(Dataset entries)
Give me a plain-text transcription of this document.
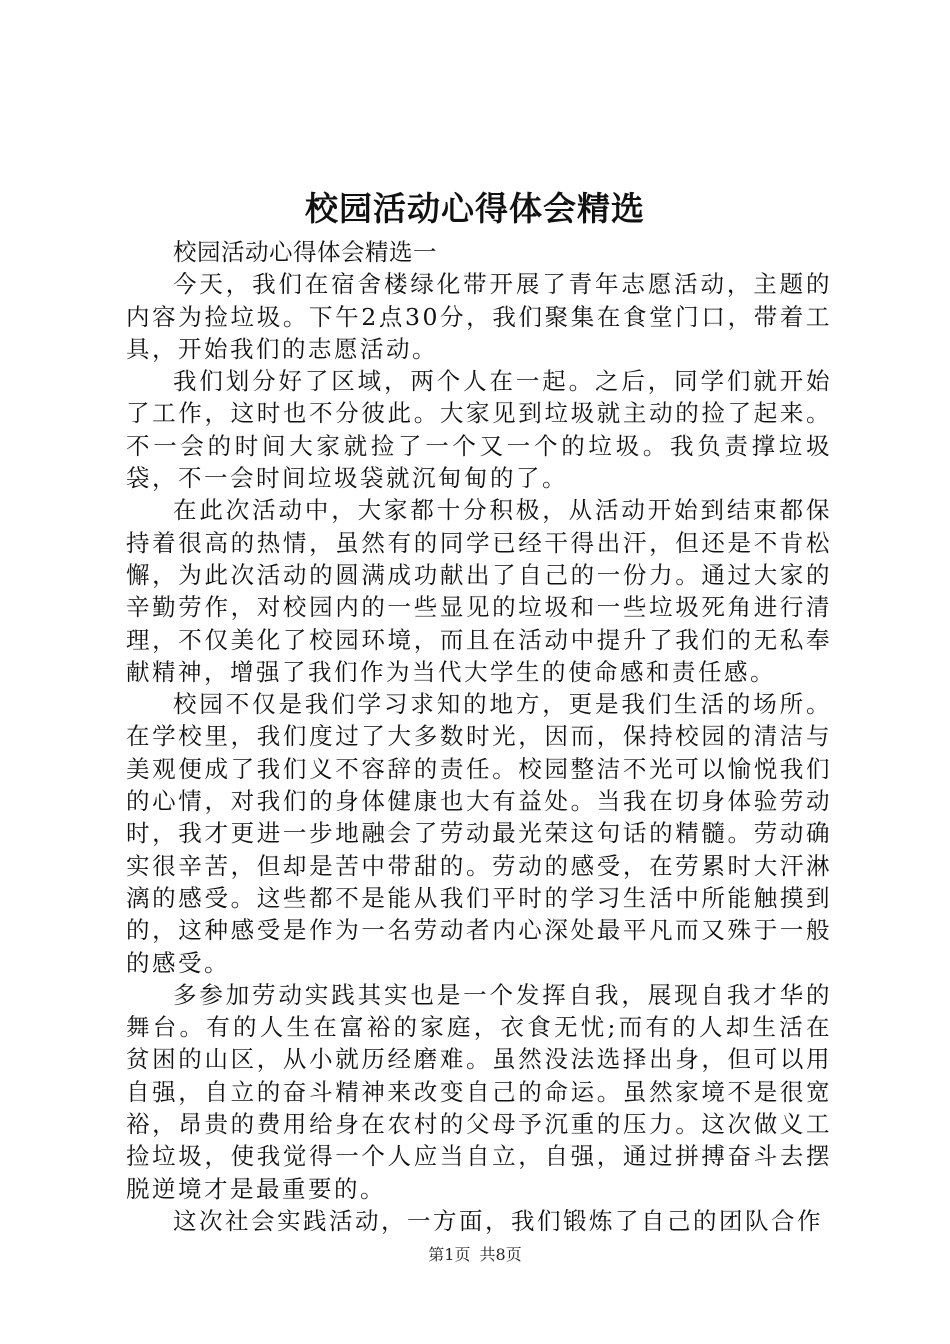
校园活动心得体会精选

校园活动心得体会精选一

今天，我们在宿舍楼绿化带开展了青年志愿活动，主题的内容为捡垃圾。下午2点30分，我们聚集在食堂门口，带着工具，开始我们的志愿活动。

我们划分好了区域，两个人在一起。之后，同学们就开始了工作，这时也不分彼此。大家见到垃圾就主动的捡了起来。不一会的时间大家就捡了一个又一个的垃圾。我负责撑垃圾袋，不一会时间垃圾袋就沉甸甸的了。

在此次活动中，大家都十分积极，从活动开始到结束都保持着很高的热情，虽然有的同学已经干得出汗，但还是不肯松懈，为此次活动的圆满成功献出了自己的一份力。通过大家的辛勤劳作，对校园内的一些显见的垃圾和一些垃圾死角进行清理，不仅美化了校园环境，而且在活动中提升了我们的无私奉献精神，增强了我们作为当代大学生的使命感和责任感。

校园不仅是我们学习求知的地方，更是我们生活的场所。在学校里，我们度过了大多数时光，因而，保持校园的清洁与美观便成了我们义不容辞的责任。校园整洁不光可以愉悦我们的心情，对我们的身体健康也大有益处。当我在切身体验劳动时，我才更进一步地融会了劳动最光荣这句话的精髓。劳动确实很辛苦，但却是苦中带甜的。劳动的感受，在劳累时大汗淋漓的感受。这些都不是能从我们平时的学习生活中所能触摸到的，这种感受是作为一名劳动者内心深处最平凡而又殊于一般的感受。

多参加劳动实践其实也是一个发挥自我，展现自我才华的舞台。有的人生在富裕的家庭，衣食无忧;而有的人却生活在贫困的山区，从小就历经磨难。虽然没法选择出身，但可以用自强，自立的奋斗精神来改变自己的命运。虽然家境不是很宽裕，昂贵的费用给身在农村的父母予沉重的压力。这次做义工捡垃圾，使我觉得一个人应当自立，自强，通过拼搏奋斗去摆脱逆境才是最重要的。

这次社会实践活动，一方面，我们锻炼了自己的团队合作

第1页 共8页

Task requirements — Drop the images and quote the entries word for word.

Reply —
Give me a plain-text transcription of this document.
校园活动心得体会精选

校园活动心得体会精选一

今天，我们在宿舍楼绿化带开展了青年志愿活动，主题的内容为捡垃圾。下午2点30分，我们聚集在食堂门口，带着工具，开始我们的志愿活动。

我们划分好了区域，两个人在一起。之后，同学们就开始了工作，这时也不分彼此。大家见到垃圾就主动的捡了起来。不一会的时间大家就捡了一个又一个的垃圾。我负责撑垃圾袋，不一会时间垃圾袋就沉甸甸的了。

在此次活动中，大家都十分积极，从活动开始到结束都保持着很高的热情，虽然有的同学已经干得出汗，但还是不肯松懈，为此次活动的圆满成功献出了自己的一份力。通过大家的辛勤劳作，对校园内的一些显见的垃圾和一些垃圾死角进行清理，不仅美化了校园环境，而且在活动中提升了我们的无私奉献精神，增强了我们作为当代大学生的使命感和责任感。

校园不仅是我们学习求知的地方，更是我们生活的场所。在学校里，我们度过了大多数时光，因而，保持校园的清洁与美观便成了我们义不容辞的责任。校园整洁不光可以愉悦我们的心情，对我们的身体健康也大有益处。当我在切身体验劳动时，我才更进一步地融会了劳动最光荣这句话的精髓。劳动确实很辛苦，但却是苦中带甜的。劳动的感受，在劳累时大汗淋漓的感受。这些都不是能从我们平时的学习生活中所能触摸到的，这种感受是作为一名劳动者内心深处最平凡而又殊于一般的感受。

多参加劳动实践其实也是一个发挥自我，展现自我才华的舞台。有的人生在富裕的家庭，衣食无忧;而有的人却生活在贫困的山区，从小就历经磨难。虽然没法选择出身，但可以用自强，自立的奋斗精神来改变自己的命运。虽然家境不是很宽裕，昂贵的费用给身在农村的父母予沉重的压力。这次做义工捡垃圾，使我觉得一个人应当自立，自强，通过拼搏奋斗去摆脱逆境才是最重要的。

这次社会实践活动，一方面，我们锻炼了自己的团队合作

第1页 共8页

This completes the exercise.